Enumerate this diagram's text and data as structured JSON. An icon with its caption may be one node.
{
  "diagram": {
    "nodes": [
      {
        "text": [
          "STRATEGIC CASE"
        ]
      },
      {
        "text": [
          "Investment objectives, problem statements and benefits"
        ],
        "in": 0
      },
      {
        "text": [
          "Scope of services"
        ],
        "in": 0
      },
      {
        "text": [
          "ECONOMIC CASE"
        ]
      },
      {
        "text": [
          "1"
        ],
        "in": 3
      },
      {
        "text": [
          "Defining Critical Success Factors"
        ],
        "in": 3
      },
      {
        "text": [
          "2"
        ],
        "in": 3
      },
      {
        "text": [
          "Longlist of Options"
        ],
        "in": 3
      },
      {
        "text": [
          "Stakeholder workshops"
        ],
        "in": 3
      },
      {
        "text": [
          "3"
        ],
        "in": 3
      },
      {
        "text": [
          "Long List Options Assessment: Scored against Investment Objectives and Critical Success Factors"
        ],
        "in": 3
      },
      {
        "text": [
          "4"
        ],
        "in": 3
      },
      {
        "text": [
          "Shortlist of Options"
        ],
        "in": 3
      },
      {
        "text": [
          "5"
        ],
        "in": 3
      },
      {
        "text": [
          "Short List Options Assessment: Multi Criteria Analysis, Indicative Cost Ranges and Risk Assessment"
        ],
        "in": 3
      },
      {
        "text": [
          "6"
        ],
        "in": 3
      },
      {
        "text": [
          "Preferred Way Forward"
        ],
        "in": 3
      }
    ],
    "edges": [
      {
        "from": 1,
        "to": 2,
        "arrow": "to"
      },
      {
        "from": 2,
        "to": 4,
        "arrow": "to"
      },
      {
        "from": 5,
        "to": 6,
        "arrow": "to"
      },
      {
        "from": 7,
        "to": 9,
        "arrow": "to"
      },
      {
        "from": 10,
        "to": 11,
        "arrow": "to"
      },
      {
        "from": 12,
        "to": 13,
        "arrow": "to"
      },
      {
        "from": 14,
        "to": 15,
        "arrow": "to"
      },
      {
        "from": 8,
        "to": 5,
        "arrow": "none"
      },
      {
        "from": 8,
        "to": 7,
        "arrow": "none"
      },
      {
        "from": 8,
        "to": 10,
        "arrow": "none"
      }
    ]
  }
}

-*-

*Goal*. Transcribe every entry exactly, omitting nothing.

*Expected answer*.
Enumerate this diagram's text and data as structured JSON. An icon with its caption may be one node.
{
  "diagram": {
    "nodes": [
      {
        "text": [
          "STRATEGIC CASE"
        ]
      },
      {
        "text": [
          "Investment objectives, problem statements and benefits"
        ],
        "in": 0
      },
      {
        "text": [
          "Scope of services"
        ],
        "in": 0
      },
      {
        "text": [
          "ECONOMIC CASE"
        ]
      },
      {
        "text": [
          "1"
        ],
        "in": 3
      },
      {
        "text": [
          "Defining Critical Success Factors"
        ],
        "in": 3
      },
      {
        "text": [
          "2"
        ],
        "in": 3
      },
      {
        "text": [
          "Longlist of Options"
        ],
        "in": 3
      },
      {
        "text": [
          "Stakeholder workshops"
        ],
        "in": 3
      },
      {
        "text": [
          "3"
        ],
        "in": 3
      },
      {
        "text": [
          "Long List Options Assessment: Scored against Investment Objectives and Critical Success Factors"
        ],
        "in": 3
      },
      {
        "text": [
          "4"
        ],
        "in": 3
      },
      {
        "text": [
          "Shortlist of Options"
        ],
        "in": 3
      },
      {
        "text": [
          "5"
        ],
        "in": 3
      },
      {
        "text": [
          "Short List Options Assessment: Multi Criteria Analysis, Indicative Cost Ranges and Risk Assessment"
        ],
        "in": 3
      },
      {
        "text": [
          "6"
        ],
        "in": 3
      },
      {
        "text": [
          "Preferred Way Forward"
        ],
        "in": 3
      }
    ],
    "edges": [
      {
        "from": 1,
        "to": 2,
        "arrow": "to"
      },
      {
        "from": 2,
        "to": 4,
        "arrow": "to"
      },
      {
        "from": 5,
        "to": 6,
        "arrow": "to"
      },
      {
        "from": 7,
        "to": 9,
        "arrow": "to"
      },
      {
        "from": 10,
        "to": 11,
        "arrow": "to"
      },
      {
        "from": 12,
        "to": 13,
        "arrow": "to"
      },
      {
        "from": 14,
        "to": 15,
        "arrow": "to"
      },
      {
        "from": 8,
        "to": 5,
        "arrow": "none"
      },
      {
        "from": 8,
        "to": 7,
        "arrow": "none"
      },
      {
        "from": 8,
        "to": 10,
        "arrow": "none"
      }
    ]
  }
}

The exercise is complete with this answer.